== Data section ==
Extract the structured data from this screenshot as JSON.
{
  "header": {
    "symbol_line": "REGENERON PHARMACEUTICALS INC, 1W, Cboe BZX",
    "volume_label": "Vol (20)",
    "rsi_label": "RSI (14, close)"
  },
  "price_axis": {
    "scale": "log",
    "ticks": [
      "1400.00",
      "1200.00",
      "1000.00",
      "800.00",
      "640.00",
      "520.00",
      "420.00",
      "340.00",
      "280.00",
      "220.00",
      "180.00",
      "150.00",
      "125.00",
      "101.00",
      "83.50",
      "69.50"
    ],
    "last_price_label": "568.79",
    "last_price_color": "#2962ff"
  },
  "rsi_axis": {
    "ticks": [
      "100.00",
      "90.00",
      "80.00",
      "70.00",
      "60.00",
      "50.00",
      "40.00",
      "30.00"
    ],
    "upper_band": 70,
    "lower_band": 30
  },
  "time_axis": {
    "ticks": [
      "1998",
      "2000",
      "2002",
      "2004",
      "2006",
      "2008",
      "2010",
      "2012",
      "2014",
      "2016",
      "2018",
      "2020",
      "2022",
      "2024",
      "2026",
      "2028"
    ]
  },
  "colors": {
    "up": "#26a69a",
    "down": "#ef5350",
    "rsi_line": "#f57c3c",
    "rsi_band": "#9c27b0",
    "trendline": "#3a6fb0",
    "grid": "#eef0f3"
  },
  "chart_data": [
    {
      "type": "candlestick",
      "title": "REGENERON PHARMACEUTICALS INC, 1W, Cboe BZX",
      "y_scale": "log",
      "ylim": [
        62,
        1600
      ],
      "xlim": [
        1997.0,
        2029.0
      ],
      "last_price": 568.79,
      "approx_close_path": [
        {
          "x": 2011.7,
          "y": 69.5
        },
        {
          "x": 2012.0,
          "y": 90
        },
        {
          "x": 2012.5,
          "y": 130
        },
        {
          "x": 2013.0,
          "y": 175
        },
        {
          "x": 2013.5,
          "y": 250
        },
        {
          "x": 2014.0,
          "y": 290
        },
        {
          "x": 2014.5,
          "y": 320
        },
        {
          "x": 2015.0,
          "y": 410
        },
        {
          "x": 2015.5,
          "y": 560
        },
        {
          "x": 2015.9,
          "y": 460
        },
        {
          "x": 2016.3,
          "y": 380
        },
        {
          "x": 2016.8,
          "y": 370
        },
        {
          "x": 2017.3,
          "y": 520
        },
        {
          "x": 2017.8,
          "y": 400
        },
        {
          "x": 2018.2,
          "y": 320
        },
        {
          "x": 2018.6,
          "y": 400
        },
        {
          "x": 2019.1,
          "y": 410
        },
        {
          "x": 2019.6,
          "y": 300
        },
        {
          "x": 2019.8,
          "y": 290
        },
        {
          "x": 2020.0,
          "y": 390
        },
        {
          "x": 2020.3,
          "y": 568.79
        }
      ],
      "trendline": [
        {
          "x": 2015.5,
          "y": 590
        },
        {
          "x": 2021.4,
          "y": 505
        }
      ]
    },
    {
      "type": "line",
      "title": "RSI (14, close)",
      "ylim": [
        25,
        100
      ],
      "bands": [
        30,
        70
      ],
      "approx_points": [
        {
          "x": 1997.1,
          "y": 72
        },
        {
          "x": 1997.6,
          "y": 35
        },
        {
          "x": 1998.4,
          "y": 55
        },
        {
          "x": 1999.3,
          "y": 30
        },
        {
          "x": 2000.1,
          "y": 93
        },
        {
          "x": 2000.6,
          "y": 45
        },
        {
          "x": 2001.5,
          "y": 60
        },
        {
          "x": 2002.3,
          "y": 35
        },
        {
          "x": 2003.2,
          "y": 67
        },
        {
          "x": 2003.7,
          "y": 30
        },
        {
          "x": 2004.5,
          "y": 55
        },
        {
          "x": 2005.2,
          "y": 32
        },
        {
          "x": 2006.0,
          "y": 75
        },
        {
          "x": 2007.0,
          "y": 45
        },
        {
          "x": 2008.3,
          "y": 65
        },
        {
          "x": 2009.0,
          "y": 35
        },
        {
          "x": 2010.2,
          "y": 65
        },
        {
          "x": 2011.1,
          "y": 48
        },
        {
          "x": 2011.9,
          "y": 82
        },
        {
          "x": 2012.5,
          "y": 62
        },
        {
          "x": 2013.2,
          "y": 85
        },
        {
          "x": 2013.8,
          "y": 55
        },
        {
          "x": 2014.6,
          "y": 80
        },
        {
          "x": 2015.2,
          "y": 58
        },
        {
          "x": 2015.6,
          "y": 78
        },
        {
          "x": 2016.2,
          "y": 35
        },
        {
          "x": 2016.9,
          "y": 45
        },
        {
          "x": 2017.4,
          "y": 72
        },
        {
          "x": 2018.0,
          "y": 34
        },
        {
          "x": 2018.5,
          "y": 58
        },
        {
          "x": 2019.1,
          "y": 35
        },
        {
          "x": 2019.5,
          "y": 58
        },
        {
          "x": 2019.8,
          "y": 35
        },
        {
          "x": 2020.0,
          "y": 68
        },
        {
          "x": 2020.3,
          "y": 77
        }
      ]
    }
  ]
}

== Exercise prompt ==
From the records above, extract every line exactly as it stands.

== Response to this exercise ==
Extract the structured data from this screenshot as JSON.
{
  "header": {
    "symbol_line": "REGENERON PHARMACEUTICALS INC, 1W, Cboe BZX",
    "volume_label": "Vol (20)",
    "rsi_label": "RSI (14, close)"
  },
  "price_axis": {
    "scale": "log",
    "ticks": [
      "1400.00",
      "1200.00",
      "1000.00",
      "800.00",
      "640.00",
      "520.00",
      "420.00",
      "340.00",
      "280.00",
      "220.00",
      "180.00",
      "150.00",
      "125.00",
      "101.00",
      "83.50",
      "69.50"
    ],
    "last_price_label": "568.79",
    "last_price_color": "#2962ff"
  },
  "rsi_axis": {
    "ticks": [
      "100.00",
      "90.00",
      "80.00",
      "70.00",
      "60.00",
      "50.00",
      "40.00",
      "30.00"
    ],
    "upper_band": 70,
    "lower_band": 30
  },
  "time_axis": {
    "ticks": [
      "1998",
      "2000",
      "2002",
      "2004",
      "2006",
      "2008",
      "2010",
      "2012",
      "2014",
      "2016",
      "2018",
      "2020",
      "2022",
      "2024",
      "2026",
      "2028"
    ]
  },
  "colors": {
    "up": "#26a69a",
    "down": "#ef5350",
    "rsi_line": "#f57c3c",
    "rsi_band": "#9c27b0",
    "trendline": "#3a6fb0",
    "grid": "#eef0f3"
  },
  "chart_data": [
    {
      "type": "candlestick",
      "title": "REGENERON PHARMACEUTICALS INC, 1W, Cboe BZX",
      "y_scale": "log",
      "ylim": [
        62,
        1600
      ],
      "xlim": [
        1997.0,
        2029.0
      ],
      "last_price": 568.79,
      "approx_close_path": [
        {
          "x": 2011.7,
          "y": 69.5
        },
        {
          "x": 2012.0,
          "y": 90
        },
        {
          "x": 2012.5,
          "y": 130
        },
        {
          "x": 2013.0,
          "y": 175
        },
        {
          "x": 2013.5,
          "y": 250
        },
        {
          "x": 2014.0,
          "y": 290
        },
        {
          "x": 2014.5,
          "y": 320
        },
        {
          "x": 2015.0,
          "y": 410
        },
        {
          "x": 2015.5,
          "y": 560
        },
        {
          "x": 2015.9,
          "y": 460
        },
        {
          "x": 2016.3,
          "y": 380
        },
        {
          "x": 2016.8,
          "y": 370
        },
        {
          "x": 2017.3,
          "y": 520
        },
        {
          "x": 2017.8,
          "y": 400
        },
        {
          "x": 2018.2,
          "y": 320
        },
        {
          "x": 2018.6,
          "y": 400
        },
        {
          "x": 2019.1,
          "y": 410
        },
        {
          "x": 2019.6,
          "y": 300
        },
        {
          "x": 2019.8,
          "y": 290
        },
        {
          "x": 2020.0,
          "y": 390
        },
        {
          "x": 2020.3,
          "y": 568.79
        }
      ],
      "trendline": [
        {
          "x": 2015.5,
          "y": 590
        },
        {
          "x": 2021.4,
          "y": 505
        }
      ]
    },
    {
      "type": "line",
      "title": "RSI (14, close)",
      "ylim": [
        25,
        100
      ],
      "bands": [
        30,
        70
      ],
      "approx_points": [
        {
          "x": 1997.1,
          "y": 72
        },
        {
          "x": 1997.6,
          "y": 35
        },
        {
          "x": 1998.4,
          "y": 55
        },
        {
          "x": 1999.3,
          "y": 30
        },
        {
          "x": 2000.1,
          "y": 93
        },
        {
          "x": 2000.6,
          "y": 45
        },
        {
          "x": 2001.5,
          "y": 60
        },
        {
          "x": 2002.3,
          "y": 35
        },
        {
          "x": 2003.2,
          "y": 67
        },
        {
          "x": 2003.7,
          "y": 30
        },
        {
          "x": 2004.5,
          "y": 55
        },
        {
          "x": 2005.2,
          "y": 32
        },
        {
          "x": 2006.0,
          "y": 75
        },
        {
          "x": 2007.0,
          "y": 45
        },
        {
          "x": 2008.3,
          "y": 65
        },
        {
          "x": 2009.0,
          "y": 35
        },
        {
          "x": 2010.2,
          "y": 65
        },
        {
          "x": 2011.1,
          "y": 48
        },
        {
          "x": 2011.9,
          "y": 82
        },
        {
          "x": 2012.5,
          "y": 62
        },
        {
          "x": 2013.2,
          "y": 85
        },
        {
          "x": 2013.8,
          "y": 55
        },
        {
          "x": 2014.6,
          "y": 80
        },
        {
          "x": 2015.2,
          "y": 58
        },
        {
          "x": 2015.6,
          "y": 78
        },
        {
          "x": 2016.2,
          "y": 35
        },
        {
          "x": 2016.9,
          "y": 45
        },
        {
          "x": 2017.4,
          "y": 72
        },
        {
          "x": 2018.0,
          "y": 34
        },
        {
          "x": 2018.5,
          "y": 58
        },
        {
          "x": 2019.1,
          "y": 35
        },
        {
          "x": 2019.5,
          "y": 58
        },
        {
          "x": 2019.8,
          "y": 35
        },
        {
          "x": 2020.0,
          "y": 68
        },
        {
          "x": 2020.3,
          "y": 77
        }
      ]
    }
  ]
}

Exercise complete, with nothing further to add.